What is being asked:
Could you reproduce, word for word, the part of the quarterly results text that opens with the words containing "increase/ increase/" and closes with "3.3 ($ 0.6) (18%)"?

On August 29, 2008, MX acquired an additional 21.9% interest in BOX from the Boston Stock Exchange, giving MX a majority ownership interest of 53.3% in, and control of, BOX. Prior to the completion of this transaction, MX's 31.4% investment in BOX was accounted for under the equity method under which MX's 31.4% of the earnings from BOX was reported as income from investment in an affiliate and included in our first nine months 2008 results from May 1, 2008. From August 29, 2008, the results of BOX have been fully consolidated into TMX Group's consolidated results, with an adjustment made for the non-controlling interests. In October 2008, as a result of a buy back of units by BOX, MX's ownership increased to 53.8%.

On May 1, 2009, we completed the acquisition of NetThruPut Inc. (NTP) and therefore their results have been included in TMX Group's consolidated financial statements from that date.

Certain comparative figures have been reclassified in order to conform with the financial presentation adopted in the current year.

Quarter Ended September 30, 2009 Compared with Quarter Ended

September 30, 2008

Revenue

Revenue was $130.2 million for Q3/09, down $9.0 million, or 6% compared with $139.2 million for Q3/08, largely due to lower revenue from cash markets equity trading on Toronto Stock Exchange and issuer services primarily related to lower sustaining listing fees and other issuer services. The decrease was partially offset by increased revenue from energy trading, cash markets equity trading revenue on TSX Venture Exchange and fixed income trading. Revenue included $24.8 million of revenue from MX and BOX in Q3/09, compared with $23.3 million in revenue from MX in Q3/08 and BOX revenue from August 29, 2008 in Q3/08.

Issuer Services Revenue

The following is a summary of issuer services revenue reported based on initial and additional listing fee revenue reported, and issuer services revenue based on initial and additional listing fees billed(xx) (reconciled below in this section) in Q3/09 and Q3/08.

(in millions of dollars)

Reported

$ %

increase/ increase/

Q3/09 Q3/08 (decrease) (decrease)

Initial listing fees $ 4.2 $ 4.1 $ 0.1 2%

Additional listing fees $ 14.6 $ 13.1 $ 1.5 11%

Sustaining listing fees(xxx) $ 13.6 $ 17.5 ($ 3.9) (22%)

Other issuer services $ 2.7 $ 3.3 ($ 0.6) (18%)

--------- --------- ---------

Total $ 35.1 $ 38.0 ($ 2.9) (8%)

--------- --------- ---------

(in millions of dollars)

Billed(xx)

Dataset entries:
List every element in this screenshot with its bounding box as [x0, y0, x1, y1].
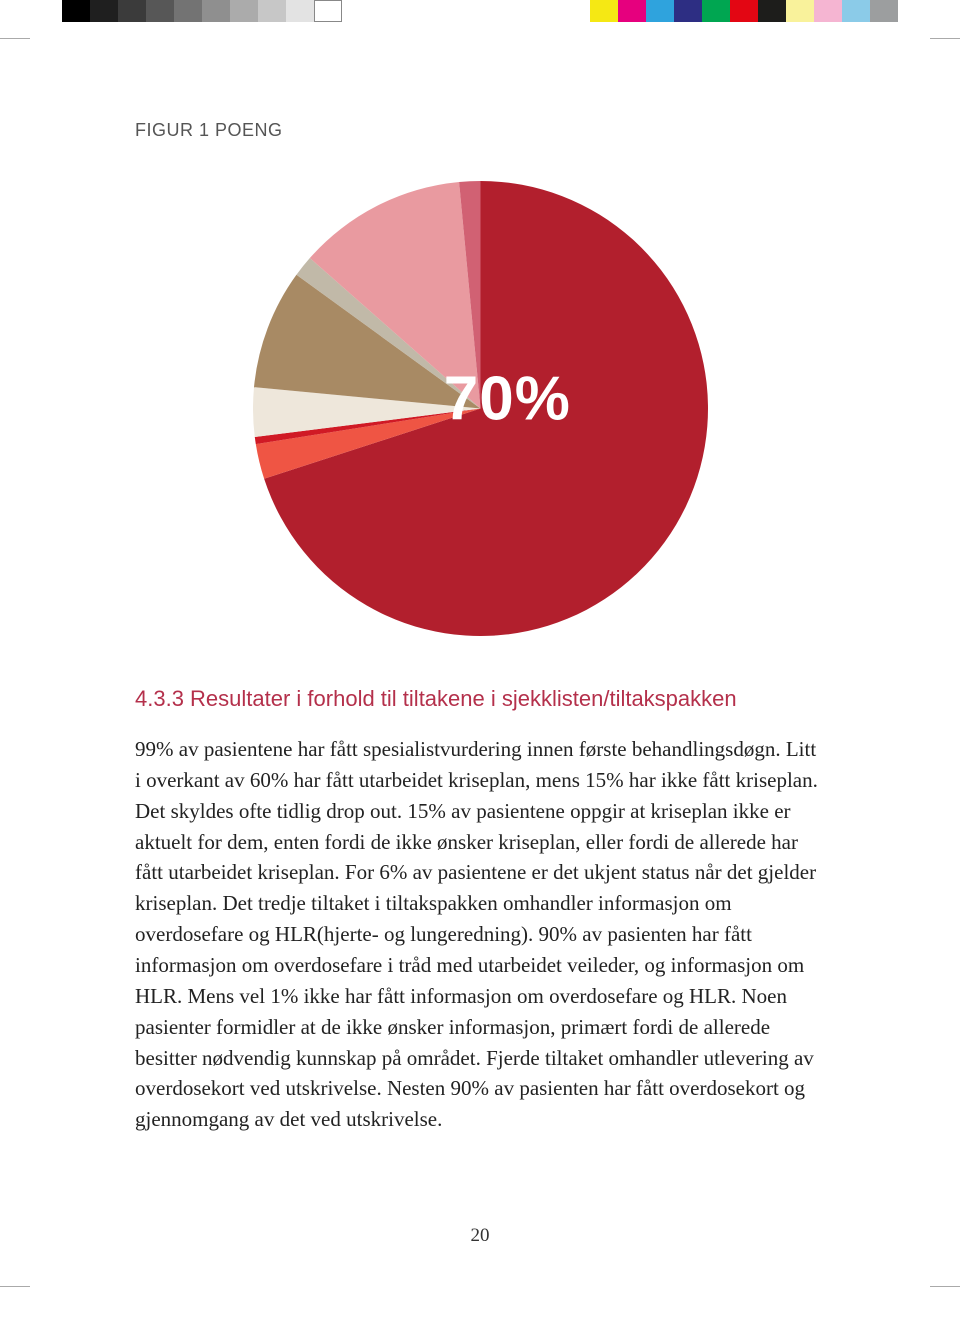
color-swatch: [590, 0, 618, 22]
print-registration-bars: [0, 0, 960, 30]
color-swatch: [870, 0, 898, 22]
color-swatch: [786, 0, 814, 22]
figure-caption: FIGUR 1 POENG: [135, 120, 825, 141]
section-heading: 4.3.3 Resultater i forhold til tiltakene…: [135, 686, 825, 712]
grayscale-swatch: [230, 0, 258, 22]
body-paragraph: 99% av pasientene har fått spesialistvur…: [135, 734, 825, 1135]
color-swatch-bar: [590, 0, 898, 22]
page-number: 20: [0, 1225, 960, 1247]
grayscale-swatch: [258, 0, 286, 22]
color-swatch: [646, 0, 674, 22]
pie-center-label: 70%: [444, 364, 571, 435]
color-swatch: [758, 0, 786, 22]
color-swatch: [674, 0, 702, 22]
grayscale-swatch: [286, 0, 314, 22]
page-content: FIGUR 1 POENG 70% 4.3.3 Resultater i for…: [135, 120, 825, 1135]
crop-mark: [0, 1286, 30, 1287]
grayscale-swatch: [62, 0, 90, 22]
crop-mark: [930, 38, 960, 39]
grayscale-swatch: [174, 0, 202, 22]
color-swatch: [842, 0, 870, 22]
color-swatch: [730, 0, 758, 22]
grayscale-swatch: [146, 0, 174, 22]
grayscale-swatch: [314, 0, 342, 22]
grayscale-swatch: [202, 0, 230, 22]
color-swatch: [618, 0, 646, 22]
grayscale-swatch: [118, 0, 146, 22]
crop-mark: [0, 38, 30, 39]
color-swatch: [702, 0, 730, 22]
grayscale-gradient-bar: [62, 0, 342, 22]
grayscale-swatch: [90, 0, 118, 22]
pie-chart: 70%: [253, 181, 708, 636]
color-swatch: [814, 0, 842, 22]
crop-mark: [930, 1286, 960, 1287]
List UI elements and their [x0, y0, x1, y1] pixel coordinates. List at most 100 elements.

Correct response:
increase/ increase/

Q3/09 Q3/08 (decrease) (decrease)

Initial listing fees $ 4.2 $ 4.1 $ 0.1 2%

Additional listing fees $ 14.6 $ 13.1 $ 1.5 11%

Sustaining listing fees(xxx) $ 13.6 $ 17.5 ($ 3.9) (22%)

Other issuer services $ 2.7 $ 3.3 ($ 0.6) (18%)